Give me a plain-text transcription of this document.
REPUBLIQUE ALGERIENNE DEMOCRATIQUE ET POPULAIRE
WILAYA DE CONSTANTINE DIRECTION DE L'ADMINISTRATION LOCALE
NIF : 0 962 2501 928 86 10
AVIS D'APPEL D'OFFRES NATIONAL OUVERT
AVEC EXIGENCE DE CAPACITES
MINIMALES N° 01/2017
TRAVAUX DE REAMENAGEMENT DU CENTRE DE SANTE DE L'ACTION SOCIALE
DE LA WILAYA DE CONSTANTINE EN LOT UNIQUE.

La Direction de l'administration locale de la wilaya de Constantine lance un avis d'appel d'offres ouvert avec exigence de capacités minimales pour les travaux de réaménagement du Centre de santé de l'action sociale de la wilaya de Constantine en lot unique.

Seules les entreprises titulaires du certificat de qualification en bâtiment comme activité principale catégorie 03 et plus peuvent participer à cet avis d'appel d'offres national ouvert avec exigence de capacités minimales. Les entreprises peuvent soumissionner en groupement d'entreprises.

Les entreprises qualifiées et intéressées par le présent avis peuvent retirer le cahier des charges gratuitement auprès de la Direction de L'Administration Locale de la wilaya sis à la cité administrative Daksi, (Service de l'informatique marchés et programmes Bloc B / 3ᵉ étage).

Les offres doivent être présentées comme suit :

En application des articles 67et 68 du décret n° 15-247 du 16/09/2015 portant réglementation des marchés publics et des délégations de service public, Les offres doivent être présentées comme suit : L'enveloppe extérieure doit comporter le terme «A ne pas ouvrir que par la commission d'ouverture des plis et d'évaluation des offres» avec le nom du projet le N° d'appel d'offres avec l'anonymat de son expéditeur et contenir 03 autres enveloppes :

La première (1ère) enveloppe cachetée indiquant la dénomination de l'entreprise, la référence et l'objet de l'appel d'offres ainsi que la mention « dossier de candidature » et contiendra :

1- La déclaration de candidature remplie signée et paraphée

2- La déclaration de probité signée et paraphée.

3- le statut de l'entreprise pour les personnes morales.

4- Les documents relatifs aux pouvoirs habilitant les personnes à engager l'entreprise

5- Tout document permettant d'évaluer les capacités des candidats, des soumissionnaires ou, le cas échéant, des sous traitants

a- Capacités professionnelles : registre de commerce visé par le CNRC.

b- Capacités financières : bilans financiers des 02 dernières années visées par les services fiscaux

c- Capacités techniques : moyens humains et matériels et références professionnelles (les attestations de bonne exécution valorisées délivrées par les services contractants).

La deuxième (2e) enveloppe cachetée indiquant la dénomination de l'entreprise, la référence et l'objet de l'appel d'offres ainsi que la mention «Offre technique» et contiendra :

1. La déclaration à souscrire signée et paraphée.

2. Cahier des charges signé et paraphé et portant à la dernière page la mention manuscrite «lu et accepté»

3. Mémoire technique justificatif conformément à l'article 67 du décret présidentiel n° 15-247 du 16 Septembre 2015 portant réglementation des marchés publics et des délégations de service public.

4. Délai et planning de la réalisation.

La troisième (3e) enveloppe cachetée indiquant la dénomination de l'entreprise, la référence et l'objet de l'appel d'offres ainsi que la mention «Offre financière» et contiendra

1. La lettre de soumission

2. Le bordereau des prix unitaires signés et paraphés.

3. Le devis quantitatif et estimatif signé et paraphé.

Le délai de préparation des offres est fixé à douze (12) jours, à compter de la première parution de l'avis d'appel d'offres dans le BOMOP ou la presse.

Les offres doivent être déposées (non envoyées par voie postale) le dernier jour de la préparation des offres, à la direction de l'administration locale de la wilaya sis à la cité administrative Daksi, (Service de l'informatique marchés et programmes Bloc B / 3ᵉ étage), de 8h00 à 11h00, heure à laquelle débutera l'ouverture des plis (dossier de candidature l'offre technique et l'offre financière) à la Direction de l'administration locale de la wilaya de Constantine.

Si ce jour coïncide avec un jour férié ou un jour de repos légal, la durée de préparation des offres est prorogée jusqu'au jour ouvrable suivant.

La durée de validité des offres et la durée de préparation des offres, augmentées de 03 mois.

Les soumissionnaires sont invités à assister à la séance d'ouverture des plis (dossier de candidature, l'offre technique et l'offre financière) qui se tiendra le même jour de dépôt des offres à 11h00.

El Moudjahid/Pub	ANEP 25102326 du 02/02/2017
_____
Retype the listing exactly, in full.

Give me a plain-text transcription of this document.
REPUBLIQUE ALGERIENNE DEMOCRATIQUE ET POPULAIRE
WILAYA DE CONSTANTINE DIRECTION DE L'ADMINISTRATION LOCALE
NIF : 0 962 2501 928 86 10
AVIS D'APPEL D'OFFRES NATIONAL OUVERT
AVEC EXIGENCE DE CAPACITES
MINIMALES N° 01/2017
TRAVAUX DE REAMENAGEMENT DU CENTRE DE SANTE DE L'ACTION SOCIALE
DE LA WILAYA DE CONSTANTINE EN LOT UNIQUE.

La Direction de l'administration locale de la wilaya de Constantine lance un avis d'appel d'offres ouvert avec exigence de capacités minimales pour les travaux de réaménagement du Centre de santé de l'action sociale de la wilaya de Constantine en lot unique.

Seules les entreprises titulaires du certificat de qualification en bâtiment comme activité principale catégorie 03 et plus peuvent participer à cet avis d'appel d'offres national ouvert avec exigence de capacités minimales. Les entreprises peuvent soumissionner en groupement d'entreprises.

Les entreprises qualifiées et intéressées par le présent avis peuvent retirer le cahier des charges gratuitement auprès de la Direction de L'Administration Locale de la wilaya sis à la cité administrative Daksi, (Service de l'informatique marchés et programmes Bloc B / 3ᵉ étage).

Les offres doivent être présentées comme suit :

En application des articles 67et 68 du décret n° 15-247 du 16/09/2015 portant réglementation des marchés publics et des délégations de service public, Les offres doivent être présentées comme suit : L'enveloppe extérieure doit comporter le terme «A ne pas ouvrir que par la commission d'ouverture des plis et d'évaluation des offres» avec le nom du projet le N° d'appel d'offres avec l'anonymat de son expéditeur et contenir 03 autres enveloppes :

La première (1ère) enveloppe cachetée indiquant la dénomination de l'entreprise, la référence et l'objet de l'appel d'offres ainsi que la mention « dossier de candidature » et contiendra :

1- La déclaration de candidature remplie signée et paraphée

2- La déclaration de probité signée et paraphée.

3- le statut de l'entreprise pour les personnes morales.

4- Les documents relatifs aux pouvoirs habilitant les personnes à engager l'entreprise

5- Tout document permettant d'évaluer les capacités des candidats, des soumissionnaires ou, le cas échéant, des sous traitants

a- Capacités professionnelles : registre de commerce visé par le CNRC.

b- Capacités financières : bilans financiers des 02 dernières années visées par les services fiscaux

c- Capacités techniques : moyens humains et matériels et références professionnelles (les attestations de bonne exécution valorisées délivrées par les services contractants).

La deuxième (2e) enveloppe cachetée indiquant la dénomination de l'entreprise, la référence et l'objet de l'appel d'offres ainsi que la mention «Offre technique» et contiendra :

1. La déclaration à souscrire signée et paraphée.

2. Cahier des charges signé et paraphé et portant à la dernière page la mention manuscrite «lu et accepté»

3. Mémoire technique justificatif conformément à l'article 67 du décret présidentiel n° 15-247 du 16 Septembre 2015 portant réglementation des marchés publics et des délégations de service public.

4. Délai et planning de la réalisation.

La troisième (3e) enveloppe cachetée indiquant la dénomination de l'entreprise, la référence et l'objet de l'appel d'offres ainsi que la mention «Offre financière» et contiendra

1. La lettre de soumission

2. Le bordereau des prix unitaires signés et paraphés.

3. Le devis quantitatif et estimatif signé et paraphé.

Le délai de préparation des offres est fixé à douze (12) jours, à compter de la première parution de l'avis d'appel d'offres dans le BOMOP ou la presse.

Les offres doivent être déposées (non envoyées par voie postale) le dernier jour de la préparation des offres, à la direction de l'administration locale de la wilaya sis à la cité administrative Daksi, (Service de l'informatique marchés et programmes Bloc B / 3ᵉ étage), de 8h00 à 11h00, heure à laquelle débutera l'ouverture des plis (dossier de candidature l'offre technique et l'offre financière) à la Direction de l'administration locale de la wilaya de Constantine.

Si ce jour coïncide avec un jour férié ou un jour de repos légal, la durée de préparation des offres est prorogée jusqu'au jour ouvrable suivant.

La durée de validité des offres et la durée de préparation des offres, augmentées de 03 mois.

Les soumissionnaires sont invités à assister à la séance d'ouverture des plis (dossier de candidature, l'offre technique et l'offre financière) qui se tiendra le même jour de dépôt des offres à 11h00.

El Moudjahid/Pub	ANEP 25102326 du 02/02/2017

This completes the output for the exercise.